_Aim_
Repeat the records word for word, excluding any picture.
----- Data for processing -----
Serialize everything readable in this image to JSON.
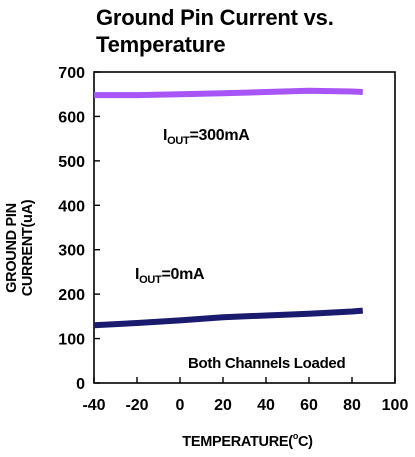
{
  "chart_data": {
    "type": "line",
    "title_line1": "Ground Pin Current vs.",
    "title_line2": "Temperature",
    "xlabel": "TEMPERATURE(",
    "xlabel_sup": "o",
    "xlabel_tail": "C)",
    "ylabel": "GROUND PIN CURRENT(uA)",
    "xlim": [
      -40,
      100
    ],
    "ylim": [
      0,
      700
    ],
    "x_ticks": [
      -40,
      -20,
      0,
      20,
      40,
      60,
      80,
      100
    ],
    "y_ticks": [
      0,
      100,
      200,
      300,
      400,
      500,
      600,
      700
    ],
    "grid": false,
    "note": "Both Channels Loaded",
    "series": [
      {
        "label_prefix": "I",
        "label_sub": "OUT",
        "label_suffix": "=300mA",
        "color": "#a855f7",
        "x": [
          -40,
          -20,
          0,
          20,
          40,
          60,
          80,
          85
        ],
        "y": [
          648,
          648,
          650,
          652,
          655,
          658,
          656,
          655
        ]
      },
      {
        "label_prefix": "I",
        "label_sub": "OUT",
        "label_suffix": "=0mA",
        "color": "#1a1a6e",
        "x": [
          -40,
          -20,
          0,
          20,
          40,
          60,
          80,
          85
        ],
        "y": [
          130,
          135,
          141,
          148,
          152,
          156,
          161,
          163
        ]
      }
    ]
  }
}
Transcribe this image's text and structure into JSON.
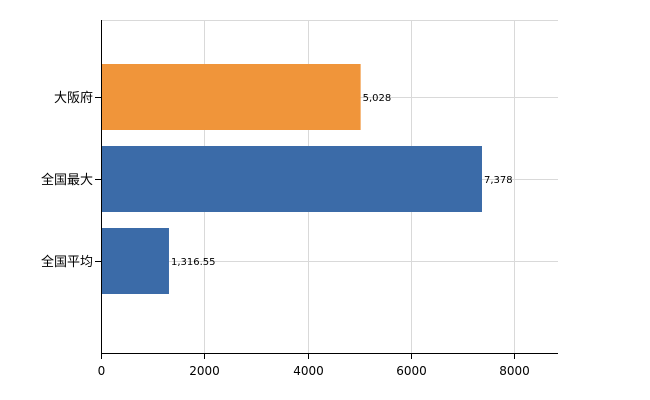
{
  "chart_data": {
    "type": "bar",
    "orientation": "horizontal",
    "categories": [
      "大阪府",
      "全国最大",
      "全国平均"
    ],
    "values": [
      5028,
      7378,
      1316.55
    ],
    "data_labels": [
      "5,028",
      "7,378",
      "1,316.55"
    ],
    "bar_colors": [
      "#f0953a",
      "#3b6ba8",
      "#3b6ba8"
    ],
    "x_ticks": [
      0,
      2000,
      4000,
      6000,
      8000
    ],
    "x_tick_labels": [
      "0",
      "2000",
      "4000",
      "6000",
      "8000"
    ],
    "xlim": [
      0,
      8850
    ],
    "grid": true,
    "legend": "none",
    "title": "",
    "xlabel": "",
    "ylabel": ""
  }
}
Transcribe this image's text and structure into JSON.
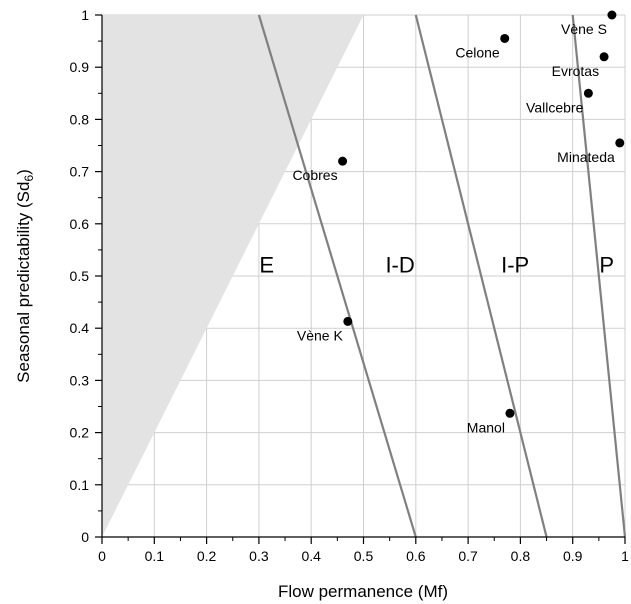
{
  "chart_data": {
    "type": "scatter",
    "xlabel": "Flow permanence (Mf)",
    "ylabel_main": "Seasonal predictability (Sd",
    "ylabel_sub": "6",
    "ylabel_close": ")",
    "xlim": [
      0,
      1
    ],
    "ylim": [
      0,
      1
    ],
    "grid": true,
    "x_ticks": [
      "0",
      "0.1",
      "0.2",
      "0.3",
      "0.4",
      "0.5",
      "0.6",
      "0.7",
      "0.8",
      "0.9",
      "1"
    ],
    "y_ticks": [
      "0",
      "0.1",
      "0.2",
      "0.3",
      "0.4",
      "0.5",
      "0.6",
      "0.7",
      "0.8",
      "0.9",
      "1"
    ],
    "shaded_region": [
      [
        0,
        0
      ],
      [
        0,
        1
      ],
      [
        0.5,
        1
      ]
    ],
    "shaded_color": "#e3e3e3",
    "boundary_lines": [
      {
        "x1": 0.3,
        "y1": 1,
        "x2": 0.6,
        "y2": 0
      },
      {
        "x1": 0.6,
        "y1": 1,
        "x2": 0.85,
        "y2": 0
      },
      {
        "x1": 0.9,
        "y1": 1,
        "x2": 1.0,
        "y2": 0
      }
    ],
    "line_color": "#808080",
    "zones": [
      {
        "label": "E",
        "x": 0.315,
        "y": 0.52
      },
      {
        "label": "I-D",
        "x": 0.57,
        "y": 0.52
      },
      {
        "label": "I-P",
        "x": 0.79,
        "y": 0.52
      },
      {
        "label": "P",
        "x": 0.965,
        "y": 0.52
      }
    ],
    "points": [
      {
        "label": "Vène S",
        "x": 0.975,
        "y": 1.0
      },
      {
        "label": "Celone",
        "x": 0.77,
        "y": 0.955
      },
      {
        "label": "Evrotas",
        "x": 0.96,
        "y": 0.92
      },
      {
        "label": "Vallcebre",
        "x": 0.93,
        "y": 0.85
      },
      {
        "label": "Minateda",
        "x": 0.99,
        "y": 0.755
      },
      {
        "label": "Cobres",
        "x": 0.46,
        "y": 0.72
      },
      {
        "label": "Vène K",
        "x": 0.47,
        "y": 0.413
      },
      {
        "label": "Manol",
        "x": 0.78,
        "y": 0.237
      }
    ]
  }
}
-----
_Reply_
Serialize everything readable in this image to JSON.
{
  "chart_data": {
    "type": "line",
    "title_line1": "Ground Pin Current vs.",
    "title_line2": "Temperature",
    "xlabel": "TEMPERATURE(",
    "xlabel_sup": "o",
    "xlabel_tail": "C)",
    "ylabel": "GROUND PIN CURRENT(uA)",
    "xlim": [
      -40,
      100
    ],
    "ylim": [
      0,
      700
    ],
    "x_ticks": [
      -40,
      -20,
      0,
      20,
      40,
      60,
      80,
      100
    ],
    "y_ticks": [
      0,
      100,
      200,
      300,
      400,
      500,
      600,
      700
    ],
    "grid": false,
    "note": "Both Channels Loaded",
    "series": [
      {
        "label_prefix": "I",
        "label_sub": "OUT",
        "label_suffix": "=300mA",
        "color": "#a855f7",
        "x": [
          -40,
          -20,
          0,
          20,
          40,
          60,
          80,
          85
        ],
        "y": [
          648,
          648,
          650,
          652,
          655,
          658,
          656,
          655
        ]
      },
      {
        "label_prefix": "I",
        "label_sub": "OUT",
        "label_suffix": "=0mA",
        "color": "#1a1a6e",
        "x": [
          -40,
          -20,
          0,
          20,
          40,
          60,
          80,
          85
        ],
        "y": [
          130,
          135,
          141,
          148,
          152,
          156,
          161,
          163
        ]
      }
    ]
  }
}
Transcribe this image's text and structure into JSON.
{
  "chart_data": {
    "type": "bar",
    "orientation": "horizontal",
    "categories": [
      "大阪府",
      "全国最大",
      "全国平均"
    ],
    "values": [
      5028,
      7378,
      1316.55
    ],
    "data_labels": [
      "5,028",
      "7,378",
      "1,316.55"
    ],
    "bar_colors": [
      "#f0953a",
      "#3b6ba8",
      "#3b6ba8"
    ],
    "x_ticks": [
      0,
      2000,
      4000,
      6000,
      8000
    ],
    "x_tick_labels": [
      "0",
      "2000",
      "4000",
      "6000",
      "8000"
    ],
    "xlim": [
      0,
      8850
    ],
    "grid": true,
    "legend": "none",
    "title": "",
    "xlabel": "",
    "ylabel": ""
  }
}
Transcribe this image's text and structure into JSON.
{
  "chart_data": {
    "type": "scatter",
    "xlabel": "Flow permanence (Mf)",
    "ylabel_main": "Seasonal predictability (Sd",
    "ylabel_sub": "6",
    "ylabel_close": ")",
    "xlim": [
      0,
      1
    ],
    "ylim": [
      0,
      1
    ],
    "grid": true,
    "x_ticks": [
      "0",
      "0.1",
      "0.2",
      "0.3",
      "0.4",
      "0.5",
      "0.6",
      "0.7",
      "0.8",
      "0.9",
      "1"
    ],
    "y_ticks": [
      "0",
      "0.1",
      "0.2",
      "0.3",
      "0.4",
      "0.5",
      "0.6",
      "0.7",
      "0.8",
      "0.9",
      "1"
    ],
    "shaded_region": [
      [
        0,
        0
      ],
      [
        0,
        1
      ],
      [
        0.5,
        1
      ]
    ],
    "shaded_color": "#e3e3e3",
    "boundary_lines": [
      {
        "x1": 0.3,
        "y1": 1,
        "x2": 0.6,
        "y2": 0
      },
      {
        "x1": 0.6,
        "y1": 1,
        "x2": 0.85,
        "y2": 0
      },
      {
        "x1": 0.9,
        "y1": 1,
        "x2": 1.0,
        "y2": 0
      }
    ],
    "line_color": "#808080",
    "zones": [
      {
        "label": "E",
        "x": 0.315,
        "y": 0.52
      },
      {
        "label": "I-D",
        "x": 0.57,
        "y": 0.52
      },
      {
        "label": "I-P",
        "x": 0.79,
        "y": 0.52
      },
      {
        "label": "P",
        "x": 0.965,
        "y": 0.52
      }
    ],
    "points": [
      {
        "label": "Vène S",
        "x": 0.975,
        "y": 1.0
      },
      {
        "label": "Celone",
        "x": 0.77,
        "y": 0.955
      },
      {
        "label": "Evrotas",
        "x": 0.96,
        "y": 0.92
      },
      {
        "label": "Vallcebre",
        "x": 0.93,
        "y": 0.85
      },
      {
        "label": "Minateda",
        "x": 0.99,
        "y": 0.755
      },
      {
        "label": "Cobres",
        "x": 0.46,
        "y": 0.72
      },
      {
        "label": "Vène K",
        "x": 0.47,
        "y": 0.413
      },
      {
        "label": "Manol",
        "x": 0.78,
        "y": 0.237
      }
    ]
  }
}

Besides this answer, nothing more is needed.